# WRITTEN INSTRUCTION
Give only the number of lines where "отметки" occurs.

[Dataset items]
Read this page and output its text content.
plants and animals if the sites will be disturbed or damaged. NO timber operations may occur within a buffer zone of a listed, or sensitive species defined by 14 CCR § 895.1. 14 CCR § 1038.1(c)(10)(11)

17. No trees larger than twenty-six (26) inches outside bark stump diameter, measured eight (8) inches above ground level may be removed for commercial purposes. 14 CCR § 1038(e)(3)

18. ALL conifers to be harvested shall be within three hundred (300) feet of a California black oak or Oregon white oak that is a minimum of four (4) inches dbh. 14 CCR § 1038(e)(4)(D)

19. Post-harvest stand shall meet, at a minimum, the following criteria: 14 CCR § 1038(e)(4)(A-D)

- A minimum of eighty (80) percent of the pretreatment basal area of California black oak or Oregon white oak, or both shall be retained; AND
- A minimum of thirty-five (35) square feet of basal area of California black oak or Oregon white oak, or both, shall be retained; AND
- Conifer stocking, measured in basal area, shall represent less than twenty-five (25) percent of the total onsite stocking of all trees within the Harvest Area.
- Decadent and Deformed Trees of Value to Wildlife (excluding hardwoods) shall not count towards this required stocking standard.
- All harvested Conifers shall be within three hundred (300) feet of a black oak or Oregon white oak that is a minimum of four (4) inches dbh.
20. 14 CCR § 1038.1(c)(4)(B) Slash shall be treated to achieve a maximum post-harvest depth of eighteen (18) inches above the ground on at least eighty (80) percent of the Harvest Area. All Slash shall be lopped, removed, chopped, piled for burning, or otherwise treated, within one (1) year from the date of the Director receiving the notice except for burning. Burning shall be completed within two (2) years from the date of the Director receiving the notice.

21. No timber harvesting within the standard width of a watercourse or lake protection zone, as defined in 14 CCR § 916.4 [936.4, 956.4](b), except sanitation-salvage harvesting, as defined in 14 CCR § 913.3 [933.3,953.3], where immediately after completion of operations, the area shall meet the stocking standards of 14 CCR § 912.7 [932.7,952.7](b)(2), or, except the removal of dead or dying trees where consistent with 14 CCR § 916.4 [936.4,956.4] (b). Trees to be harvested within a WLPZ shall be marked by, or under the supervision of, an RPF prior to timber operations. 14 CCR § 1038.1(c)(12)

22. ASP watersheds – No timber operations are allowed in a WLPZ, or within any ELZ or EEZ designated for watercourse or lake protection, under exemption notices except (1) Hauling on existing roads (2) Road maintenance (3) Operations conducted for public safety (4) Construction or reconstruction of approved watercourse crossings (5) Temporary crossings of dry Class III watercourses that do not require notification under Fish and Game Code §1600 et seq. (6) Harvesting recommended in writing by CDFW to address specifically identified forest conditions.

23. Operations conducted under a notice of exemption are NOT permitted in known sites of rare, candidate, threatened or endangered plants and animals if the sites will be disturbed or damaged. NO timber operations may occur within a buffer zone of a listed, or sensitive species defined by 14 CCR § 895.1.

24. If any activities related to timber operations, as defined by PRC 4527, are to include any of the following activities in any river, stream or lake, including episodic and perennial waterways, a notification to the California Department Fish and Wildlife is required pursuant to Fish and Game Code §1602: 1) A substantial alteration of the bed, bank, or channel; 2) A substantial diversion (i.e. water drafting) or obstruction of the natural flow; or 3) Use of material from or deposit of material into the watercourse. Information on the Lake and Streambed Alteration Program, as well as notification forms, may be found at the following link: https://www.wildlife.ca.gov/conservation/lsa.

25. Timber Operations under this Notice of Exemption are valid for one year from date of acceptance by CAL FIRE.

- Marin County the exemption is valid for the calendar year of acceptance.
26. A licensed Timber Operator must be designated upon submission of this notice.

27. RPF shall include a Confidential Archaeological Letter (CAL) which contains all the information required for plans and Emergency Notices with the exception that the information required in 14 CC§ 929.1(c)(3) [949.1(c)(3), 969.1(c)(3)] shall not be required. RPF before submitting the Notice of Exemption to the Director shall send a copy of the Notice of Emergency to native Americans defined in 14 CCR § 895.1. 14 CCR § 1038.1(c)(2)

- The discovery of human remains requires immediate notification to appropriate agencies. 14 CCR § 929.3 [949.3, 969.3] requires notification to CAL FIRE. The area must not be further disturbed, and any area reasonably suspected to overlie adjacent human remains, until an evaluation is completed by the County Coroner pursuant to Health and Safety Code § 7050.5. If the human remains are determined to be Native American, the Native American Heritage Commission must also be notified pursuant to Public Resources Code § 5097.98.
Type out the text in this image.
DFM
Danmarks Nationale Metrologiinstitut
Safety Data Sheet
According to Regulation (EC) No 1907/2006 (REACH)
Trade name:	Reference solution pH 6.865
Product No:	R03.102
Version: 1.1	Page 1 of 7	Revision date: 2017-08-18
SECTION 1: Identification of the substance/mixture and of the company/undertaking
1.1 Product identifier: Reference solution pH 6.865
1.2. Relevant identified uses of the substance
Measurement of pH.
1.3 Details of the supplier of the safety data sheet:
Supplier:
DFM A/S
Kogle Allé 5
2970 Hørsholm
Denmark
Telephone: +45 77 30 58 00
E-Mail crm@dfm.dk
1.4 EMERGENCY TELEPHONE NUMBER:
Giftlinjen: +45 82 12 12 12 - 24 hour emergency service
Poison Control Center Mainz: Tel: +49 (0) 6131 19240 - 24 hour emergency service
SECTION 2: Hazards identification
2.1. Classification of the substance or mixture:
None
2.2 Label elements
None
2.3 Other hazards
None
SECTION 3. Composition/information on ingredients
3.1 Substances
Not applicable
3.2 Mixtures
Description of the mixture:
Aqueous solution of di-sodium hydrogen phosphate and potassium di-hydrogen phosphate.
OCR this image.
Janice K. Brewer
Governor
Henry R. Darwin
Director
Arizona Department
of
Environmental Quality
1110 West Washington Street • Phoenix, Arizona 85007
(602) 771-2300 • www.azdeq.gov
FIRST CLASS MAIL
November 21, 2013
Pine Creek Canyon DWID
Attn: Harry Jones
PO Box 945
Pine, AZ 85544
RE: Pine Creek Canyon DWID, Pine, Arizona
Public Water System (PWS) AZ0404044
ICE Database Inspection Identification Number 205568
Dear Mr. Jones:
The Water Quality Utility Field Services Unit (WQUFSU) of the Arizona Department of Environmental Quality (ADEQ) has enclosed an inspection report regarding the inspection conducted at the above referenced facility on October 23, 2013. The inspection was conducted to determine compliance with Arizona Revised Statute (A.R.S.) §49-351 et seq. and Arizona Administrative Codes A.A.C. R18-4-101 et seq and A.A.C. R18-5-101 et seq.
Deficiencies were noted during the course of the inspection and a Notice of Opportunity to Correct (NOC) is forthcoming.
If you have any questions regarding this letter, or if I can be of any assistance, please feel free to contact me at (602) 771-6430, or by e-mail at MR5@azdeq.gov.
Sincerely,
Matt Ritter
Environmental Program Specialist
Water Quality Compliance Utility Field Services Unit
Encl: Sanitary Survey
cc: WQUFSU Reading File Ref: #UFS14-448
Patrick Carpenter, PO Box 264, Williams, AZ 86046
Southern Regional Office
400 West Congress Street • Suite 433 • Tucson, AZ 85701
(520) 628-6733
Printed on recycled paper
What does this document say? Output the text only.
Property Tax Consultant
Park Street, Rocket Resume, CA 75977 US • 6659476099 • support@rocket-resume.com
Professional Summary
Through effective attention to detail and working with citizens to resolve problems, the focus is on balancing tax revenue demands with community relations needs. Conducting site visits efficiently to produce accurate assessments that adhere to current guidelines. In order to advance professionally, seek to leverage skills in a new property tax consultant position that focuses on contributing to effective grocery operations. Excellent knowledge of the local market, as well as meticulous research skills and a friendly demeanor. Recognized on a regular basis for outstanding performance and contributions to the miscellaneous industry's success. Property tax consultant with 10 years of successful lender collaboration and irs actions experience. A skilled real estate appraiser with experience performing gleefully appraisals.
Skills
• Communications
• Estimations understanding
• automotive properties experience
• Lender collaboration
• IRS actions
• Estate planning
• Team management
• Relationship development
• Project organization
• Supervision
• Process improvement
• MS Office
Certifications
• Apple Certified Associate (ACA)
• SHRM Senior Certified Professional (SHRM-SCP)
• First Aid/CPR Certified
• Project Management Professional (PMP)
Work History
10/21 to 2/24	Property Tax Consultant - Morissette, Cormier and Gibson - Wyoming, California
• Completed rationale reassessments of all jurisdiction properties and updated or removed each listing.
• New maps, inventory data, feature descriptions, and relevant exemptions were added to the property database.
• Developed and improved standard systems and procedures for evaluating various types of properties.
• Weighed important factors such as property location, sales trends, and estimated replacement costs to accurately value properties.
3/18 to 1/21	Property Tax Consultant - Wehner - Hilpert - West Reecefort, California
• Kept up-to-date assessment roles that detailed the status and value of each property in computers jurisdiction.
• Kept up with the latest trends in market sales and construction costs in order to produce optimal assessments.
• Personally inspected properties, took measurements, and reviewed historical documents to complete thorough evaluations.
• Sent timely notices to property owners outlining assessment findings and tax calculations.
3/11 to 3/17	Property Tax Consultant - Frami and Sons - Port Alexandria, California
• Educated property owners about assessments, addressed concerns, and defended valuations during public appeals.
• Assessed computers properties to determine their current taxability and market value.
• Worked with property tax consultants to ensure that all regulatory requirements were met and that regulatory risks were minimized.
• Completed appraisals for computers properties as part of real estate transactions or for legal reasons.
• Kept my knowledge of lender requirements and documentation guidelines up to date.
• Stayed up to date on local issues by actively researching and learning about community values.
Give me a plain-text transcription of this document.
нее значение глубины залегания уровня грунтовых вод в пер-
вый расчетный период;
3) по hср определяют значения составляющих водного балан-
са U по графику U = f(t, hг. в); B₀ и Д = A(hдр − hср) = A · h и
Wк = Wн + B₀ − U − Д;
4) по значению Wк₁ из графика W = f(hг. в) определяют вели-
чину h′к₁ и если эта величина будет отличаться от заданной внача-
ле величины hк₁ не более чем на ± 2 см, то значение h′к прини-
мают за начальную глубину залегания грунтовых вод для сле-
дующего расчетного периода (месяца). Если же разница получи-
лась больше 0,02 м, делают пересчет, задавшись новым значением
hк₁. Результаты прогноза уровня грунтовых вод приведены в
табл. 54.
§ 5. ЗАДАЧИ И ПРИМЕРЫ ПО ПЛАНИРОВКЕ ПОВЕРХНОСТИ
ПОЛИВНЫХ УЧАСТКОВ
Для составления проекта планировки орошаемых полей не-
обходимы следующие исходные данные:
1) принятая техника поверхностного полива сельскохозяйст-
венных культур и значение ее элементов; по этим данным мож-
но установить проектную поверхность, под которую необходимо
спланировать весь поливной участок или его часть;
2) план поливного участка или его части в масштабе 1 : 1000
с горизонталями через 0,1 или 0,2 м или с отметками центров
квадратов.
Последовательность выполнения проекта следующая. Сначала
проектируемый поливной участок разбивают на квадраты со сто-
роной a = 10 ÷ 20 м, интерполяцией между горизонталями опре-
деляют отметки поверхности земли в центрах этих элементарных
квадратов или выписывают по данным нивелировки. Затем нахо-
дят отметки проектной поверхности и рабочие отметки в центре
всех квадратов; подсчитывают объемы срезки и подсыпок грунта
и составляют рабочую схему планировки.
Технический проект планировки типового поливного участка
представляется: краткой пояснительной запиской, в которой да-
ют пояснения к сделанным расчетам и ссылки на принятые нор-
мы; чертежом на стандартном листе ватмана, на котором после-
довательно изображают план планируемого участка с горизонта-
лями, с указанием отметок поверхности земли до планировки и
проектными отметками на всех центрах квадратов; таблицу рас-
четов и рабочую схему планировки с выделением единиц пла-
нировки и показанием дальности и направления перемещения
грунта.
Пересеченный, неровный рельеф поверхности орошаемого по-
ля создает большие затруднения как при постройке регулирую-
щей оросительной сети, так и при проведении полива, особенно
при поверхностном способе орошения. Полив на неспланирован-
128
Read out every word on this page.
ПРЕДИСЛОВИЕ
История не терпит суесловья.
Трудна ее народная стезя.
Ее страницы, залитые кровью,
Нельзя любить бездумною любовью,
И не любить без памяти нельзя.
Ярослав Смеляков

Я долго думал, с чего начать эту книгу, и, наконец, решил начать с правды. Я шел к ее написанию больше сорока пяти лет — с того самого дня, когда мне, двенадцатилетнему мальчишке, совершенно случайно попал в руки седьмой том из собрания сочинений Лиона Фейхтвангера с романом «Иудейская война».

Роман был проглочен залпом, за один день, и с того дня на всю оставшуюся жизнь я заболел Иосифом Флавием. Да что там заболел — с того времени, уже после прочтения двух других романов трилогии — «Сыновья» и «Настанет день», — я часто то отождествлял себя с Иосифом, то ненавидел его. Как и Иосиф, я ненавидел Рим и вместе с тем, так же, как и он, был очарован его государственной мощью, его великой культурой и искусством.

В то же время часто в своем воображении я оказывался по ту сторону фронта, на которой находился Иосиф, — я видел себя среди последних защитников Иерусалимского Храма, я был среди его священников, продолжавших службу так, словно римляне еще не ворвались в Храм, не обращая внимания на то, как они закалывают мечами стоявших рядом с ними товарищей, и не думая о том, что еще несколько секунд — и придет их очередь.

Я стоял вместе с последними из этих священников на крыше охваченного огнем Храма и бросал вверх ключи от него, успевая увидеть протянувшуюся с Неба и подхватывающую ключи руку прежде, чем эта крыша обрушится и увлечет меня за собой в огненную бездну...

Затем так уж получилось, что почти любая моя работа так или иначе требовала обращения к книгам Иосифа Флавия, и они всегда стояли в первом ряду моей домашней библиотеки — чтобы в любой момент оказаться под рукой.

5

# COMPLETE ANSWER
2